◆ Instruction ◆
Every record below should be printed exactly as it appears.

◆ Information given ◆
++++++

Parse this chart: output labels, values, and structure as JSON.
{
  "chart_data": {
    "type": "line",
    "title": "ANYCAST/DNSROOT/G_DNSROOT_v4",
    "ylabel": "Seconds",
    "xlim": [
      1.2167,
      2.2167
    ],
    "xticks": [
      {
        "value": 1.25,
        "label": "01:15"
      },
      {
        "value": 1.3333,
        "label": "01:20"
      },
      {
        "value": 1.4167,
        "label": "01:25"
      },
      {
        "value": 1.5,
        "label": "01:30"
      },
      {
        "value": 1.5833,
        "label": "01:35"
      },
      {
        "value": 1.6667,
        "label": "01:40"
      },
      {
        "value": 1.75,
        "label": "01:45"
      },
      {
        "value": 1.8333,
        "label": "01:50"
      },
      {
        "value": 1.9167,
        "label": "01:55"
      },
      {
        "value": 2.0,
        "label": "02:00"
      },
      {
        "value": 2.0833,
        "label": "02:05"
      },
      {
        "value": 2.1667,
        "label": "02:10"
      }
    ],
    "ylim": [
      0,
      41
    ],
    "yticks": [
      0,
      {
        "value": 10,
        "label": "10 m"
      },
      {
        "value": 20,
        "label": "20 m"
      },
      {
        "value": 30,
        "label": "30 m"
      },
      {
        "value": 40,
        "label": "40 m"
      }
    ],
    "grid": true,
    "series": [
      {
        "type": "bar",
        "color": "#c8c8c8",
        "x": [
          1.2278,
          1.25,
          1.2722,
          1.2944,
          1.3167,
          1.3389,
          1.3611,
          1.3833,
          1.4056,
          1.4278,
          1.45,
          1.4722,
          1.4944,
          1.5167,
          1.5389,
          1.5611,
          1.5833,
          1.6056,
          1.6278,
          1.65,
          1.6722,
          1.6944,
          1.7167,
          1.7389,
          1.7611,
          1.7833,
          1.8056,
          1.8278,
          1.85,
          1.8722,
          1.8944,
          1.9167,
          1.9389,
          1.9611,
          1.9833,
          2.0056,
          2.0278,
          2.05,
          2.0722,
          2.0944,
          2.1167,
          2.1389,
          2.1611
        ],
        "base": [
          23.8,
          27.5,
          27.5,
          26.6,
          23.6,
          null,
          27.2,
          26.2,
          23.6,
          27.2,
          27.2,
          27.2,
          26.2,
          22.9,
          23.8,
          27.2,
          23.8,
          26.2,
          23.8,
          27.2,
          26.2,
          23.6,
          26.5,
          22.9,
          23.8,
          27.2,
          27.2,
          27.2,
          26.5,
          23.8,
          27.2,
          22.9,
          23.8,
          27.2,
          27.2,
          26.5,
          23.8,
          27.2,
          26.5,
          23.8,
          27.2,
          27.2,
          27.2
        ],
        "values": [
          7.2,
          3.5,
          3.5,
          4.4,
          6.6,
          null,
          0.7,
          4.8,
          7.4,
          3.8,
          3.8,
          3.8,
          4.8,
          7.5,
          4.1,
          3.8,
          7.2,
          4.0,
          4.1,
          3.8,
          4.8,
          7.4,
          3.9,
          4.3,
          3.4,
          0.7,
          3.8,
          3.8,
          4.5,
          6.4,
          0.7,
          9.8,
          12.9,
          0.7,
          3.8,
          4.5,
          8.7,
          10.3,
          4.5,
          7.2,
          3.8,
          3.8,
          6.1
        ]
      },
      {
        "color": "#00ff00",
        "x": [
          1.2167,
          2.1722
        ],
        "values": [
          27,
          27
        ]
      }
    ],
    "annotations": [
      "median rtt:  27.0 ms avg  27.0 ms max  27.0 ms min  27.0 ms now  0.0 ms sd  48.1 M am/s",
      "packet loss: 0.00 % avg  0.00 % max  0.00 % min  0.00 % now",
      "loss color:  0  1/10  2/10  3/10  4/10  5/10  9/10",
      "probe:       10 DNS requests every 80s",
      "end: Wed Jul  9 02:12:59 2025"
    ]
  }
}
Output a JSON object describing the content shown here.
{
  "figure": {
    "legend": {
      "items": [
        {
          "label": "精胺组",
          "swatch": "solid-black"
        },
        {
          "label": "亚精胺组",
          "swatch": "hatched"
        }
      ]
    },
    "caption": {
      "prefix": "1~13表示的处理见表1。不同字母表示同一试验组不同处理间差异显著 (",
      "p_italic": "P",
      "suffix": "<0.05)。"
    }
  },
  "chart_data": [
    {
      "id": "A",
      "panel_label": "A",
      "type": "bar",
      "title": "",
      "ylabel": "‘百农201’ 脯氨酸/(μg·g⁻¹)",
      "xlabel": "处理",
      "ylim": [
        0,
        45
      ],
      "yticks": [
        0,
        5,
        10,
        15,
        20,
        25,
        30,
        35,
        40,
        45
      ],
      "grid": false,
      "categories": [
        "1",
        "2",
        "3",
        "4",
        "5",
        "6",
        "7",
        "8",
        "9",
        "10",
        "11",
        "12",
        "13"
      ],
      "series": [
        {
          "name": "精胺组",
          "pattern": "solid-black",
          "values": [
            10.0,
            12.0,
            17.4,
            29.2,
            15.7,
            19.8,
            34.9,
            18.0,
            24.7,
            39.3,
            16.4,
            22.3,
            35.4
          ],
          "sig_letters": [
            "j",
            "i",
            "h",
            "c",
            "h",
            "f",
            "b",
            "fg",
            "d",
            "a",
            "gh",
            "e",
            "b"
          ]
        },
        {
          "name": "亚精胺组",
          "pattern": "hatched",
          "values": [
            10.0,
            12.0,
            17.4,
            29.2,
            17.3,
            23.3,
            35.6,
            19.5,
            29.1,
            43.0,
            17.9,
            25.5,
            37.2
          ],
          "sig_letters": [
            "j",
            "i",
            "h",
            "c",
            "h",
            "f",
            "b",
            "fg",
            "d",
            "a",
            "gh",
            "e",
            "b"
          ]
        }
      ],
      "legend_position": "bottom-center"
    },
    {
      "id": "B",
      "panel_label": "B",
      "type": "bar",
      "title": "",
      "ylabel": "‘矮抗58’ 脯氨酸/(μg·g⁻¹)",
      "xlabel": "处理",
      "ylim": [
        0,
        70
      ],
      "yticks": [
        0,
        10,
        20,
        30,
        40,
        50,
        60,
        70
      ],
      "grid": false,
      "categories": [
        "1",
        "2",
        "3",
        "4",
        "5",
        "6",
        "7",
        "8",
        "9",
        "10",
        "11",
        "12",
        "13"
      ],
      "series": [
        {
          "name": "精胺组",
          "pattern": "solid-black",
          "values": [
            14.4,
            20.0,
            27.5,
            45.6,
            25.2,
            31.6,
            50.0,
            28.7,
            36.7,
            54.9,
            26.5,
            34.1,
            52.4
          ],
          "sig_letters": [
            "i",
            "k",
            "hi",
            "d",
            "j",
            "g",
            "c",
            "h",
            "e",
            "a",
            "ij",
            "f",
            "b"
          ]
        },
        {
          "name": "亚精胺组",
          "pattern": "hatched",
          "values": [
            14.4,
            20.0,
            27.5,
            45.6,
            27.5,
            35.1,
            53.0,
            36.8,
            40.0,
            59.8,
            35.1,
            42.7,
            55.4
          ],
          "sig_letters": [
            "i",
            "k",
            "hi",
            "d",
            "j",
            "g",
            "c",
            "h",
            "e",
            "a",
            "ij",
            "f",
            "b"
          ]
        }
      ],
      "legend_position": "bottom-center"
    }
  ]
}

++++++

◆ Answer to the exercise ◆
Parse this chart: output labels, values, and structure as JSON.
{
  "chart_data": {
    "type": "line",
    "title": "ANYCAST/DNSROOT/G_DNSROOT_v4",
    "ylabel": "Seconds",
    "xlim": [
      1.2167,
      2.2167
    ],
    "xticks": [
      {
        "value": 1.25,
        "label": "01:15"
      },
      {
        "value": 1.3333,
        "label": "01:20"
      },
      {
        "value": 1.4167,
        "label": "01:25"
      },
      {
        "value": 1.5,
        "label": "01:30"
      },
      {
        "value": 1.5833,
        "label": "01:35"
      },
      {
        "value": 1.6667,
        "label": "01:40"
      },
      {
        "value": 1.75,
        "label": "01:45"
      },
      {
        "value": 1.8333,
        "label": "01:50"
      },
      {
        "value": 1.9167,
        "label": "01:55"
      },
      {
        "value": 2.0,
        "label": "02:00"
      },
      {
        "value": 2.0833,
        "label": "02:05"
      },
      {
        "value": 2.1667,
        "label": "02:10"
      }
    ],
    "ylim": [
      0,
      41
    ],
    "yticks": [
      0,
      {
        "value": 10,
        "label": "10 m"
      },
      {
        "value": 20,
        "label": "20 m"
      },
      {
        "value": 30,
        "label": "30 m"
      },
      {
        "value": 40,
        "label": "40 m"
      }
    ],
    "grid": true,
    "series": [
      {
        "type": "bar",
        "color": "#c8c8c8",
        "x": [
          1.2278,
          1.25,
          1.2722,
          1.2944,
          1.3167,
          1.3389,
          1.3611,
          1.3833,
          1.4056,
          1.4278,
          1.45,
          1.4722,
          1.4944,
          1.5167,
          1.5389,
          1.5611,
          1.5833,
          1.6056,
          1.6278,
          1.65,
          1.6722,
          1.6944,
          1.7167,
          1.7389,
          1.7611,
          1.7833,
          1.8056,
          1.8278,
          1.85,
          1.8722,
          1.8944,
          1.9167,
          1.9389,
          1.9611,
          1.9833,
          2.0056,
          2.0278,
          2.05,
          2.0722,
          2.0944,
          2.1167,
          2.1389,
          2.1611
        ],
        "base": [
          23.8,
          27.5,
          27.5,
          26.6,
          23.6,
          null,
          27.2,
          26.2,
          23.6,
          27.2,
          27.2,
          27.2,
          26.2,
          22.9,
          23.8,
          27.2,
          23.8,
          26.2,
          23.8,
          27.2,
          26.2,
          23.6,
          26.5,
          22.9,
          23.8,
          27.2,
          27.2,
          27.2,
          26.5,
          23.8,
          27.2,
          22.9,
          23.8,
          27.2,
          27.2,
          26.5,
          23.8,
          27.2,
          26.5,
          23.8,
          27.2,
          27.2,
          27.2
        ],
        "values": [
          7.2,
          3.5,
          3.5,
          4.4,
          6.6,
          null,
          0.7,
          4.8,
          7.4,
          3.8,
          3.8,
          3.8,
          4.8,
          7.5,
          4.1,
          3.8,
          7.2,
          4.0,
          4.1,
          3.8,
          4.8,
          7.4,
          3.9,
          4.3,
          3.4,
          0.7,
          3.8,
          3.8,
          4.5,
          6.4,
          0.7,
          9.8,
          12.9,
          0.7,
          3.8,
          4.5,
          8.7,
          10.3,
          4.5,
          7.2,
          3.8,
          3.8,
          6.1
        ]
      },
      {
        "color": "#00ff00",
        "x": [
          1.2167,
          2.1722
        ],
        "values": [
          27,
          27
        ]
      }
    ],
    "annotations": [
      "median rtt:  27.0 ms avg  27.0 ms max  27.0 ms min  27.0 ms now  0.0 ms sd  48.1 M am/s",
      "packet loss: 0.00 % avg  0.00 % max  0.00 % min  0.00 % now",
      "loss color:  0  1/10  2/10  3/10  4/10  5/10  9/10",
      "probe:       10 DNS requests every 80s",
      "end: Wed Jul  9 02:12:59 2025"
    ]
  }
}
Output a JSON object describing the content shown here.
{
  "figure": {
    "legend": {
      "items": [
        {
          "label": "精胺组",
          "swatch": "solid-black"
        },
        {
          "label": "亚精胺组",
          "swatch": "hatched"
        }
      ]
    },
    "caption": {
      "prefix": "1~13表示的处理见表1。不同字母表示同一试验组不同处理间差异显著 (",
      "p_italic": "P",
      "suffix": "<0.05)。"
    }
  },
  "chart_data": [
    {
      "id": "A",
      "panel_label": "A",
      "type": "bar",
      "title": "",
      "ylabel": "‘百农201’ 脯氨酸/(μg·g⁻¹)",
      "xlabel": "处理",
      "ylim": [
        0,
        45
      ],
      "yticks": [
        0,
        5,
        10,
        15,
        20,
        25,
        30,
        35,
        40,
        45
      ],
      "grid": false,
      "categories": [
        "1",
        "2",
        "3",
        "4",
        "5",
        "6",
        "7",
        "8",
        "9",
        "10",
        "11",
        "12",
        "13"
      ],
      "series": [
        {
          "name": "精胺组",
          "pattern": "solid-black",
          "values": [
            10.0,
            12.0,
            17.4,
            29.2,
            15.7,
            19.8,
            34.9,
            18.0,
            24.7,
            39.3,
            16.4,
            22.3,
            35.4
          ],
          "sig_letters": [
            "j",
            "i",
            "h",
            "c",
            "h",
            "f",
            "b",
            "fg",
            "d",
            "a",
            "gh",
            "e",
            "b"
          ]
        },
        {
          "name": "亚精胺组",
          "pattern": "hatched",
          "values": [
            10.0,
            12.0,
            17.4,
            29.2,
            17.3,
            23.3,
            35.6,
            19.5,
            29.1,
            43.0,
            17.9,
            25.5,
            37.2
          ],
          "sig_letters": [
            "j",
            "i",
            "h",
            "c",
            "h",
            "f",
            "b",
            "fg",
            "d",
            "a",
            "gh",
            "e",
            "b"
          ]
        }
      ],
      "legend_position": "bottom-center"
    },
    {
      "id": "B",
      "panel_label": "B",
      "type": "bar",
      "title": "",
      "ylabel": "‘矮抗58’ 脯氨酸/(μg·g⁻¹)",
      "xlabel": "处理",
      "ylim": [
        0,
        70
      ],
      "yticks": [
        0,
        10,
        20,
        30,
        40,
        50,
        60,
        70
      ],
      "grid": false,
      "categories": [
        "1",
        "2",
        "3",
        "4",
        "5",
        "6",
        "7",
        "8",
        "9",
        "10",
        "11",
        "12",
        "13"
      ],
      "series": [
        {
          "name": "精胺组",
          "pattern": "solid-black",
          "values": [
            14.4,
            20.0,
            27.5,
            45.6,
            25.2,
            31.6,
            50.0,
            28.7,
            36.7,
            54.9,
            26.5,
            34.1,
            52.4
          ],
          "sig_letters": [
            "i",
            "k",
            "hi",
            "d",
            "j",
            "g",
            "c",
            "h",
            "e",
            "a",
            "ij",
            "f",
            "b"
          ]
        },
        {
          "name": "亚精胺组",
          "pattern": "hatched",
          "values": [
            14.4,
            20.0,
            27.5,
            45.6,
            27.5,
            35.1,
            53.0,
            36.8,
            40.0,
            59.8,
            35.1,
            42.7,
            55.4
          ],
          "sig_letters": [
            "i",
            "k",
            "hi",
            "d",
            "j",
            "g",
            "c",
            "h",
            "e",
            "a",
            "ij",
            "f",
            "b"
          ]
        }
      ],
      "legend_position": "bottom-center"
    }
  ]
}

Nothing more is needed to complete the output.